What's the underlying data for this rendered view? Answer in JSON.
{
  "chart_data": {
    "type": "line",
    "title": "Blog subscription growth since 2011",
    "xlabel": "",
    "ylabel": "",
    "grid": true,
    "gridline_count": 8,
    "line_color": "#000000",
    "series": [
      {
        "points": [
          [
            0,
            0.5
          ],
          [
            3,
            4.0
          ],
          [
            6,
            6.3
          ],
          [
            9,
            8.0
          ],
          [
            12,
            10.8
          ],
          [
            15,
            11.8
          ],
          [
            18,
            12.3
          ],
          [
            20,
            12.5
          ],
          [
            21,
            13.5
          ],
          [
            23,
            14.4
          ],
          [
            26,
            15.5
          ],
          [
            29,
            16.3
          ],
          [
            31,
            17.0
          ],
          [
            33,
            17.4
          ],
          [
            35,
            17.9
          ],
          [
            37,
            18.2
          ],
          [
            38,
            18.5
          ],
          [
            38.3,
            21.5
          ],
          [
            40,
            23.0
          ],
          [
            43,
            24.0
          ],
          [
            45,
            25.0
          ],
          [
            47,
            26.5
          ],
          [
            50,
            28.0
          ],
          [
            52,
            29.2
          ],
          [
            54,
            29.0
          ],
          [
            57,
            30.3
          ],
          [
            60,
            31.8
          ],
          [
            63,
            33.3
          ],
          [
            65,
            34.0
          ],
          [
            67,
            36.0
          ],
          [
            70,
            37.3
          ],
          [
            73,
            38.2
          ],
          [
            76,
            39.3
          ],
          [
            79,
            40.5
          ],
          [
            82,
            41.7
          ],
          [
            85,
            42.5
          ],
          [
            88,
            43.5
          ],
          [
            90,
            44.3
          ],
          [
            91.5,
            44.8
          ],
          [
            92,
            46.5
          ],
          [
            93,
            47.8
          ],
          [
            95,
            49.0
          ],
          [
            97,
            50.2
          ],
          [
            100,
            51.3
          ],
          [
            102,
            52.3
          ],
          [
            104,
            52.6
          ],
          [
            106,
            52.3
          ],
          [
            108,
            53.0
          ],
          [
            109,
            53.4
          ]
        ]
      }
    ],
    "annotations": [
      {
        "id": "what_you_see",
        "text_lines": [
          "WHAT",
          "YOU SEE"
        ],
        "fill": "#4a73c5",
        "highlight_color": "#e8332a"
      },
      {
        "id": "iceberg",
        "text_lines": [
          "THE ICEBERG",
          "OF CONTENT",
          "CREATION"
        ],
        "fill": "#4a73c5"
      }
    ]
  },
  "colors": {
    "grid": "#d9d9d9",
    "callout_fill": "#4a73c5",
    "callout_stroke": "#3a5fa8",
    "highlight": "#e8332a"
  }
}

- - - -

OBJECTIVE:
Exactly as written, please output every entry.

ANSWER TO THE TASK:
What's the underlying data for this rendered view? Answer in JSON.
{
  "chart_data": {
    "type": "line",
    "title": "Blog subscription growth since 2011",
    "xlabel": "",
    "ylabel": "",
    "grid": true,
    "gridline_count": 8,
    "line_color": "#000000",
    "series": [
      {
        "points": [
          [
            0,
            0.5
          ],
          [
            3,
            4.0
          ],
          [
            6,
            6.3
          ],
          [
            9,
            8.0
          ],
          [
            12,
            10.8
          ],
          [
            15,
            11.8
          ],
          [
            18,
            12.3
          ],
          [
            20,
            12.5
          ],
          [
            21,
            13.5
          ],
          [
            23,
            14.4
          ],
          [
            26,
            15.5
          ],
          [
            29,
            16.3
          ],
          [
            31,
            17.0
          ],
          [
            33,
            17.4
          ],
          [
            35,
            17.9
          ],
          [
            37,
            18.2
          ],
          [
            38,
            18.5
          ],
          [
            38.3,
            21.5
          ],
          [
            40,
            23.0
          ],
          [
            43,
            24.0
          ],
          [
            45,
            25.0
          ],
          [
            47,
            26.5
          ],
          [
            50,
            28.0
          ],
          [
            52,
            29.2
          ],
          [
            54,
            29.0
          ],
          [
            57,
            30.3
          ],
          [
            60,
            31.8
          ],
          [
            63,
            33.3
          ],
          [
            65,
            34.0
          ],
          [
            67,
            36.0
          ],
          [
            70,
            37.3
          ],
          [
            73,
            38.2
          ],
          [
            76,
            39.3
          ],
          [
            79,
            40.5
          ],
          [
            82,
            41.7
          ],
          [
            85,
            42.5
          ],
          [
            88,
            43.5
          ],
          [
            90,
            44.3
          ],
          [
            91.5,
            44.8
          ],
          [
            92,
            46.5
          ],
          [
            93,
            47.8
          ],
          [
            95,
            49.0
          ],
          [
            97,
            50.2
          ],
          [
            100,
            51.3
          ],
          [
            102,
            52.3
          ],
          [
            104,
            52.6
          ],
          [
            106,
            52.3
          ],
          [
            108,
            53.0
          ],
          [
            109,
            53.4
          ]
        ]
      }
    ],
    "annotations": [
      {
        "id": "what_you_see",
        "text_lines": [
          "WHAT",
          "YOU SEE"
        ],
        "fill": "#4a73c5",
        "highlight_color": "#e8332a"
      },
      {
        "id": "iceberg",
        "text_lines": [
          "THE ICEBERG",
          "OF CONTENT",
          "CREATION"
        ],
        "fill": "#4a73c5"
      }
    ]
  },
  "colors": {
    "grid": "#d9d9d9",
    "callout_fill": "#4a73c5",
    "callout_stroke": "#3a5fa8",
    "highlight": "#e8332a"
  }
}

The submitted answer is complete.